» **Given problem**
Reproduce every line of the material below, but drop the pictures.

begin Material provided

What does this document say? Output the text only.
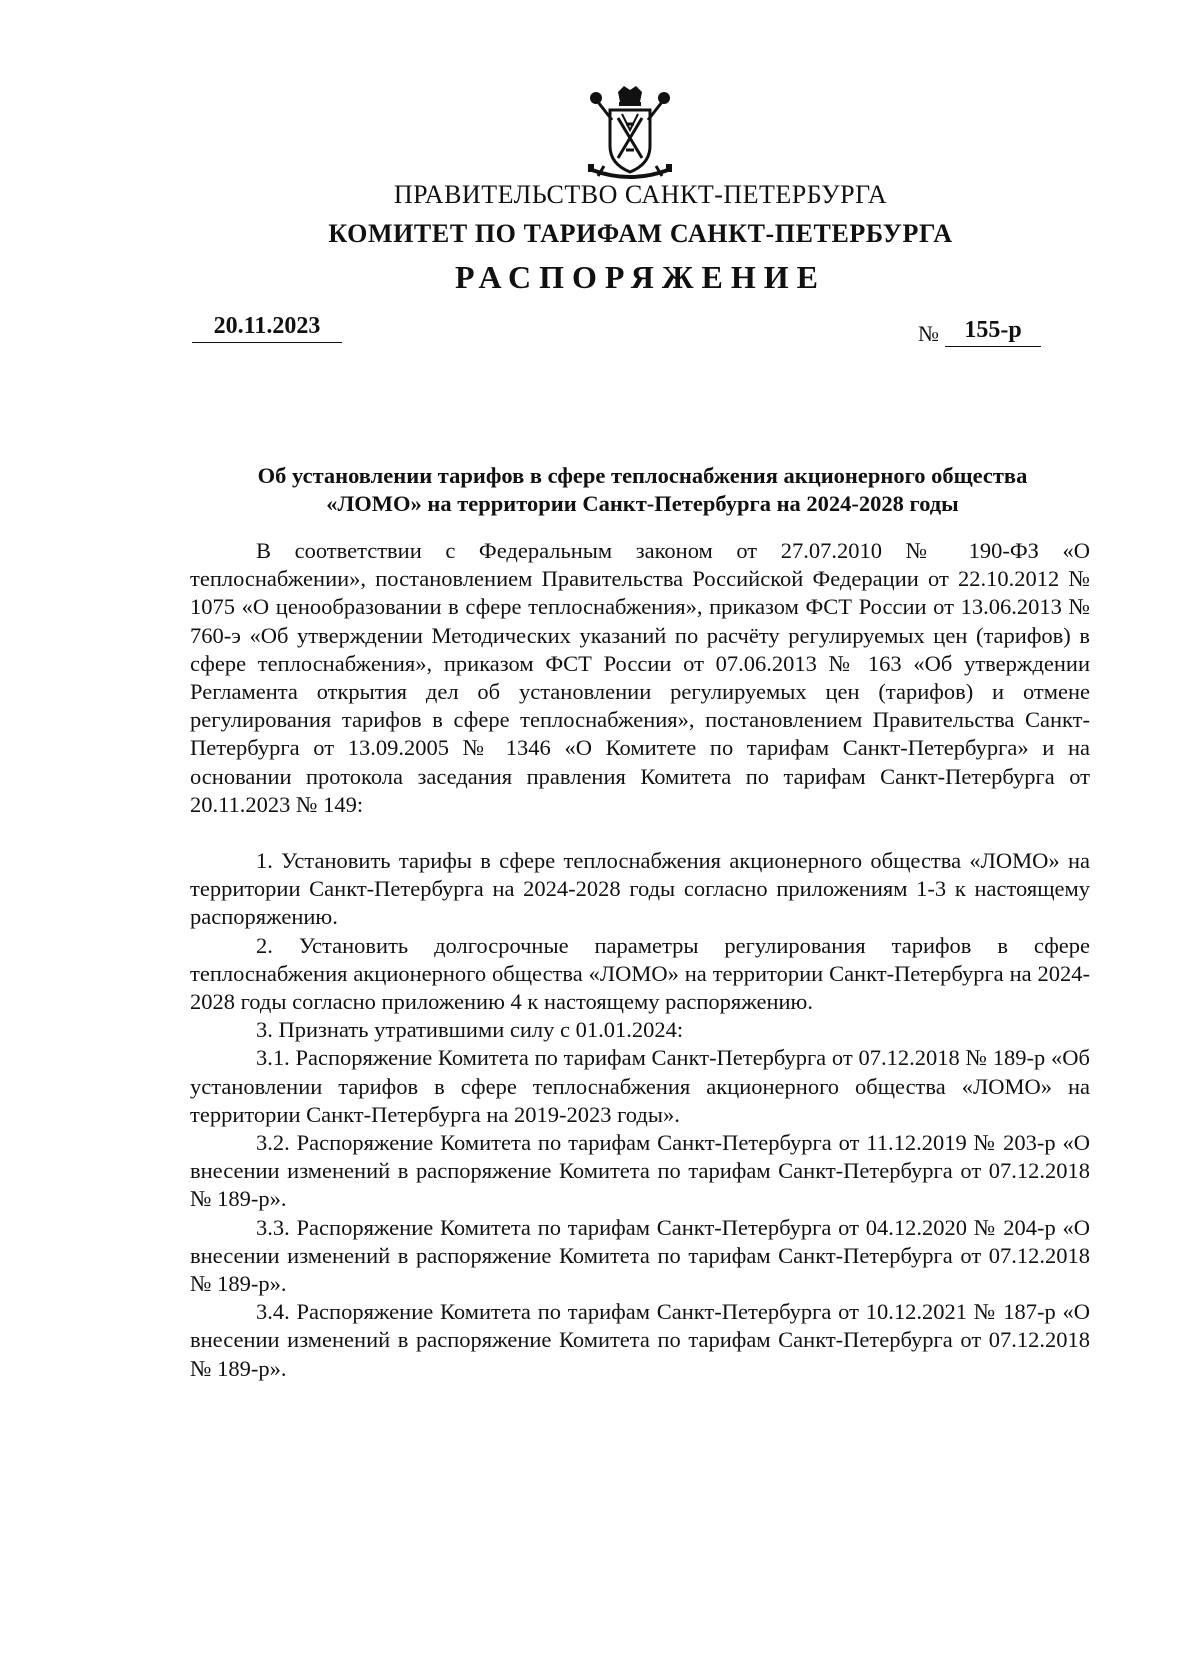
ПРАВИТЕЛЬСТВО САНКТ-ПЕТЕРБУРГА
КОМИТЕТ ПО ТАРИФАМ САНКТ-ПЕТЕРБУРГА
РАСПОРЯЖЕНИЕ
20.11.2023	№	155-р
Об установлении тарифов в сфере теплоснабжения акционерного общества
«ЛОМО» на территории Санкт-Петербурга на 2024-2028 годы

В соответствии с Федеральным законом от 27.07.2010 № 190-ФЗ «О теплоснабжении», постановлением Правительства Российской Федерации от 22.10.2012 № 1075 «О ценообразовании в сфере теплоснабжения», приказом ФСТ России от 13.06.2013 № 760-э «Об утверждении Методических указаний по расчёту регулируемых цен (тарифов) в сфере теплоснабжения», приказом ФСТ России от 07.06.2013 № 163 «Об утверждении Регламента открытия дел об установлении регулируемых цен (тарифов) и отмене регулирования тарифов в сфере теплоснабжения», постановлением Правительства Санкт-Петербурга от 13.09.2005 № 1346 «О Комитете по тарифам Санкт-Петербурга» и на основании протокола заседания правления Комитета по тарифам Санкт-Петербурга от 20.11.2023 № 149:

1. Установить тарифы в сфере теплоснабжения акционерного общества «ЛОМО» на территории Санкт-Петербурга на 2024-2028 годы согласно приложениям 1-3 к настоящему распоряжению.

2. Установить долгосрочные параметры регулирования тарифов в сфере теплоснабжения акционерного общества «ЛОМО» на территории Санкт-Петербурга на 2024-2028 годы согласно приложению 4 к настоящему распоряжению.

3. Признать утратившими силу с 01.01.2024:

3.1. Распоряжение Комитета по тарифам Санкт-Петербурга от 07.12.2018 № 189-р «Об установлении тарифов в сфере теплоснабжения акционерного общества «ЛОМО» на территории Санкт-Петербурга на 2019-2023 годы».

3.2. Распоряжение Комитета по тарифам Санкт-Петербурга от 11.12.2019 № 203-р «О внесении изменений в распоряжение Комитета по тарифам Санкт-Петербурга от 07.12.2018 № 189-р».

3.3. Распоряжение Комитета по тарифам Санкт-Петербурга от 04.12.2020 № 204-р «О внесении изменений в распоряжение Комитета по тарифам Санкт-Петербурга от 07.12.2018 № 189-р».

3.4. Распоряжение Комитета по тарифам Санкт-Петербурга от 10.12.2021 № 187-р «О внесении изменений в распоряжение Комитета по тарифам Санкт-Петербурга от 07.12.2018 № 189-р».
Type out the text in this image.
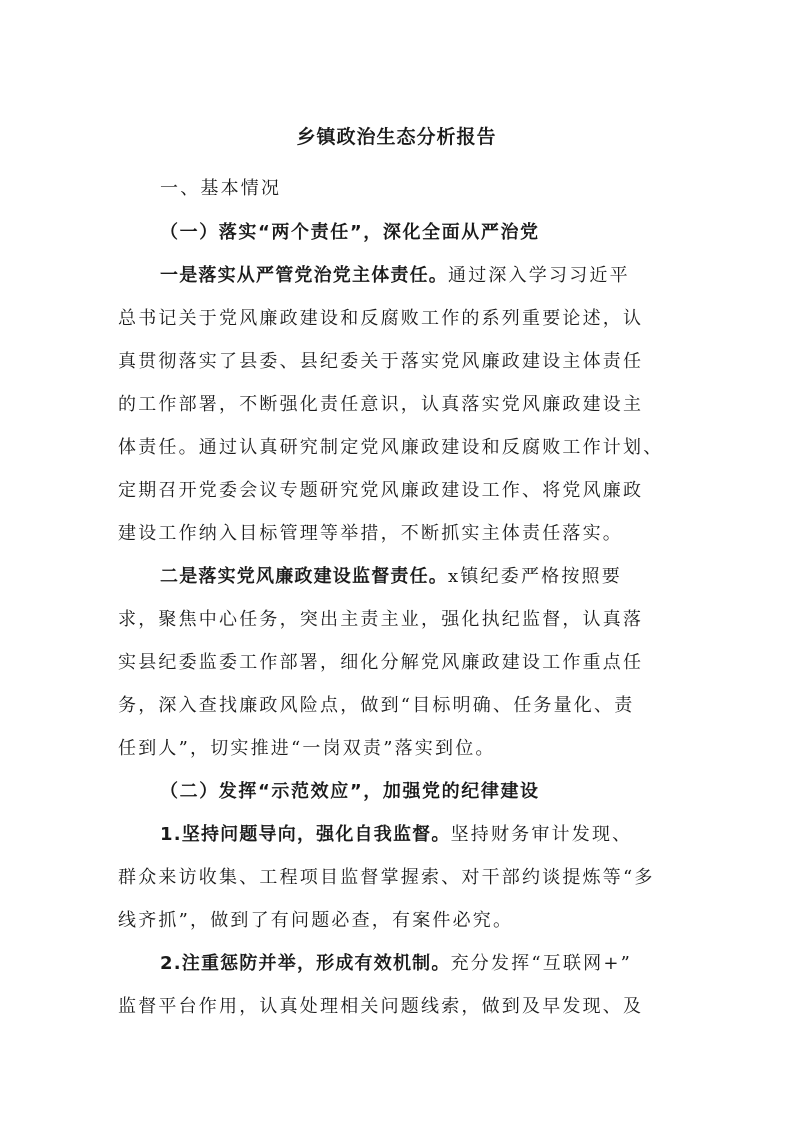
乡镇政治生态分析报告
一、基本情况
（一）落实“两个责任”，深化全面从严治党
一是落实从严管党治党主体责任。通过深入学习习近平
总书记关于党风廉政建设和反腐败工作的系列重要论述，认
真贯彻落实了县委、县纪委关于落实党风廉政建设主体责任
的工作部署，不断强化责任意识，认真落实党风廉政建设主
体责任。通过认真研究制定党风廉政建设和反腐败工作计划、
定期召开党委会议专题研究党风廉政建设工作、将党风廉政
建设工作纳入目标管理等举措，不断抓实主体责任落实。
二是落实党风廉政建设监督责任。x镇纪委严格按照要
求，聚焦中心任务，突出主责主业，强化执纪监督，认真落
实县纪委监委工作部署，细化分解党风廉政建设工作重点任
务，深入查找廉政风险点，做到“目标明确、任务量化、责
任到人”，切实推进“一岗双责”落实到位。
（二）发挥“示范效应”，加强党的纪律建设
1.坚持问题导向，强化自我监督。坚持财务审计发现、
群众来访收集、工程项目监督掌握索、对干部约谈提炼等“多
线齐抓”，做到了有问题必查，有案件必究。
2.注重惩防并举，形成有效机制。充分发挥“互联网+”
监督平台作用，认真处理相关问题线索，做到及早发现、及
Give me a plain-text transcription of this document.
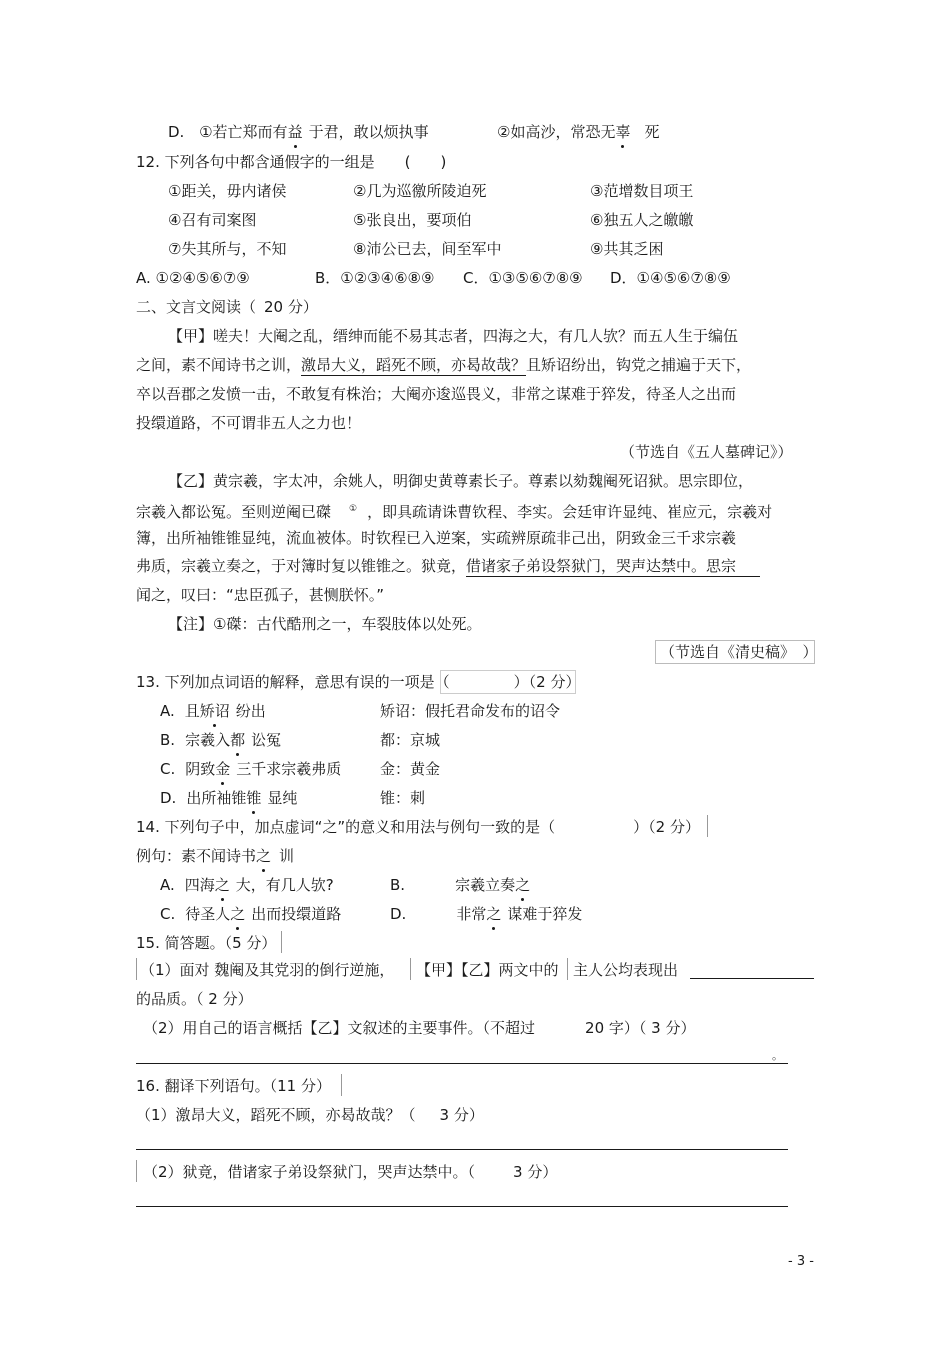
D. ①若亡郑而有益 于君，敢以烦执事	②如高沙，常恐无辜 死
12. 下列各句中都含通假字的一组是 (　　)
①距关，毋内诸侯	②几为巡徼所陵迫死	③范增数目项王
④召有司案图	⑤张良出，要项伯	⑥独五人之皦皦
⑦失其所与，不知	⑧沛公已去，间至军中	⑨共其乏困
A. ①②④⑤⑥⑦⑨	B．①②③④⑥⑧⑨ C．①③⑤⑥⑦⑧⑨ D．①④⑤⑥⑦⑧⑨
二、文言文阅读（ 20 分）
【甲】嗟夫！大阉之乱，缙绅而能不易其志者，四海之大，有几人欤？而五人生于编伍
之间，素不闻诗书之训，激昂大义，蹈死不顾，亦曷故哉？且矫诏纷出，钩党之捕遍于天下，
卒以吾郡之发愤一击，不敢复有株治；大阉亦逡巡畏义，非常之谋难于猝发，待圣人之出而
投缳道路，不可谓非五人之力也！
（节选自《五人墓碑记》）
【乙】黄宗羲，字太冲，余姚人，明御史黄尊素长子。尊素以劾魏阉死诏狱。思宗即位，
宗羲入都讼冤。至则逆阉已磔 ① ，即具疏请诛曹钦程、李实。会廷审许显纯、崔应元，宗羲对
簿，出所袖锥锥显纯，流血被体。时钦程已入逆案，实疏辨原疏非己出，阴致金三千求宗羲
弗质，宗羲立奏之，于对簿时复以锥锥之。狱竟，借诸家子弟设祭狱门，哭声达禁中。思宗
闻之，叹曰：“忠臣孤子，甚恻朕怀。”
【注】①磔：古代酷刑之一，车裂肢体以处死。
（节选自《清史稿》　）
13. 下列加点词语的解释，意思有误的一项是（	）（2 分）
A. 且矫诏 纷出	矫诏：假托君命发布的诏令
B. 宗羲入都 讼冤	都：京城
C. 阴致金 三千求宗羲弗质	金：黄金
D. 出所袖锥锥 显纯	锥：刺
14. 下列句子中，加点虚词“之”的意义和用法与例句一致的是（	）（2 分）
例句：素不闻诗书之 训
A. 四海之 大，有几人欤?	B.	宗羲立奏之
C. 待圣人之 出而投缳道路	D.	非常之 谋难于猝发
15. 简答题。（5 分）
（1）面对 魏阉及其党羽的倒行逆施， 【甲】【乙】两文中的 主人公均表现出
的品质。（ 2 分）
（2）用自己的语言概括【乙】文叙述的主要事件。（不超过	20 字）（ 3 分）
。
16. 翻译下列语句。（11 分）
（1）激昂大义，蹈死不顾，亦曷故哉？（ 3 分）
（2）狱竟，借诸家子弟设祭狱门，哭声达禁中。（	3 分）
- 3 -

end Material provided

» **Complete answer**
What does this document say? Output the text only.
ПРАВИТЕЛЬСТВО САНКТ-ПЕТЕРБУРГА
КОМИТЕТ ПО ТАРИФАМ САНКТ-ПЕТЕРБУРГА
РАСПОРЯЖЕНИЕ
20.11.2023	№	155-р
Об установлении тарифов в сфере теплоснабжения акционерного общества
«ЛОМО» на территории Санкт-Петербурга на 2024-2028 годы

В соответствии с Федеральным законом от 27.07.2010 № 190-ФЗ «О теплоснабжении», постановлением Правительства Российской Федерации от 22.10.2012 № 1075 «О ценообразовании в сфере теплоснабжения», приказом ФСТ России от 13.06.2013 № 760-э «Об утверждении Методических указаний по расчёту регулируемых цен (тарифов) в сфере теплоснабжения», приказом ФСТ России от 07.06.2013 № 163 «Об утверждении Регламента открытия дел об установлении регулируемых цен (тарифов) и отмене регулирования тарифов в сфере теплоснабжения», постановлением Правительства Санкт-Петербурга от 13.09.2005 № 1346 «О Комитете по тарифам Санкт-Петербурга» и на основании протокола заседания правления Комитета по тарифам Санкт-Петербурга от 20.11.2023 № 149:

1. Установить тарифы в сфере теплоснабжения акционерного общества «ЛОМО» на территории Санкт-Петербурга на 2024-2028 годы согласно приложениям 1-3 к настоящему распоряжению.

2. Установить долгосрочные параметры регулирования тарифов в сфере теплоснабжения акционерного общества «ЛОМО» на территории Санкт-Петербурга на 2024-2028 годы согласно приложению 4 к настоящему распоряжению.

3. Признать утратившими силу с 01.01.2024:

3.1. Распоряжение Комитета по тарифам Санкт-Петербурга от 07.12.2018 № 189-р «Об установлении тарифов в сфере теплоснабжения акционерного общества «ЛОМО» на территории Санкт-Петербурга на 2019-2023 годы».

3.2. Распоряжение Комитета по тарифам Санкт-Петербурга от 11.12.2019 № 203-р «О внесении изменений в распоряжение Комитета по тарифам Санкт-Петербурга от 07.12.2018 № 189-р».

3.3. Распоряжение Комитета по тарифам Санкт-Петербурга от 04.12.2020 № 204-р «О внесении изменений в распоряжение Комитета по тарифам Санкт-Петербурга от 07.12.2018 № 189-р».

3.4. Распоряжение Комитета по тарифам Санкт-Петербурга от 10.12.2021 № 187-р «О внесении изменений в распоряжение Комитета по тарифам Санкт-Петербурга от 07.12.2018 № 189-р».
Type out the text in this image.
乡镇政治生态分析报告
一、基本情况
（一）落实“两个责任”，深化全面从严治党
一是落实从严管党治党主体责任。通过深入学习习近平
总书记关于党风廉政建设和反腐败工作的系列重要论述，认
真贯彻落实了县委、县纪委关于落实党风廉政建设主体责任
的工作部署，不断强化责任意识，认真落实党风廉政建设主
体责任。通过认真研究制定党风廉政建设和反腐败工作计划、
定期召开党委会议专题研究党风廉政建设工作、将党风廉政
建设工作纳入目标管理等举措，不断抓实主体责任落实。
二是落实党风廉政建设监督责任。x镇纪委严格按照要
求，聚焦中心任务，突出主责主业，强化执纪监督，认真落
实县纪委监委工作部署，细化分解党风廉政建设工作重点任
务，深入查找廉政风险点，做到“目标明确、任务量化、责
任到人”，切实推进“一岗双责”落实到位。
（二）发挥“示范效应”，加强党的纪律建设
1.坚持问题导向，强化自我监督。坚持财务审计发现、
群众来访收集、工程项目监督掌握索、对干部约谈提炼等“多
线齐抓”，做到了有问题必查，有案件必究。
2.注重惩防并举，形成有效机制。充分发挥“互联网+”
监督平台作用，认真处理相关问题线索，做到及早发现、及
Give me a plain-text transcription of this document.
D. ①若亡郑而有益 于君，敢以烦执事	②如高沙，常恐无辜 死
12. 下列各句中都含通假字的一组是 (　　)
①距关，毋内诸侯	②几为巡徼所陵迫死	③范增数目项王
④召有司案图	⑤张良出，要项伯	⑥独五人之皦皦
⑦失其所与，不知	⑧沛公已去，间至军中	⑨共其乏困
A. ①②④⑤⑥⑦⑨	B．①②③④⑥⑧⑨ C．①③⑤⑥⑦⑧⑨ D．①④⑤⑥⑦⑧⑨
二、文言文阅读（ 20 分）
【甲】嗟夫！大阉之乱，缙绅而能不易其志者，四海之大，有几人欤？而五人生于编伍
之间，素不闻诗书之训，激昂大义，蹈死不顾，亦曷故哉？且矫诏纷出，钩党之捕遍于天下，
卒以吾郡之发愤一击，不敢复有株治；大阉亦逡巡畏义，非常之谋难于猝发，待圣人之出而
投缳道路，不可谓非五人之力也！
（节选自《五人墓碑记》）
【乙】黄宗羲，字太冲，余姚人，明御史黄尊素长子。尊素以劾魏阉死诏狱。思宗即位，
宗羲入都讼冤。至则逆阉已磔 ① ，即具疏请诛曹钦程、李实。会廷审许显纯、崔应元，宗羲对
簿，出所袖锥锥显纯，流血被体。时钦程已入逆案，实疏辨原疏非己出，阴致金三千求宗羲
弗质，宗羲立奏之，于对簿时复以锥锥之。狱竟，借诸家子弟设祭狱门，哭声达禁中。思宗
闻之，叹曰：“忠臣孤子，甚恻朕怀。”
【注】①磔：古代酷刑之一，车裂肢体以处死。
（节选自《清史稿》　）
13. 下列加点词语的解释，意思有误的一项是（	）（2 分）
A. 且矫诏 纷出	矫诏：假托君命发布的诏令
B. 宗羲入都 讼冤	都：京城
C. 阴致金 三千求宗羲弗质	金：黄金
D. 出所袖锥锥 显纯	锥：刺
14. 下列句子中，加点虚词“之”的意义和用法与例句一致的是（	）（2 分）
例句：素不闻诗书之 训
A. 四海之 大，有几人欤?	B.	宗羲立奏之
C. 待圣人之 出而投缳道路	D.	非常之 谋难于猝发
15. 简答题。（5 分）
（1）面对 魏阉及其党羽的倒行逆施， 【甲】【乙】两文中的 主人公均表现出
的品质。（ 2 分）
（2）用自己的语言概括【乙】文叙述的主要事件。（不超过	20 字）（ 3 分）
。
16. 翻译下列语句。（11 分）
（1）激昂大义，蹈死不顾，亦曷故哉？（ 3 分）
（2）狱竟，借诸家子弟设祭狱门，哭声达禁中。（	3 分）
- 3 -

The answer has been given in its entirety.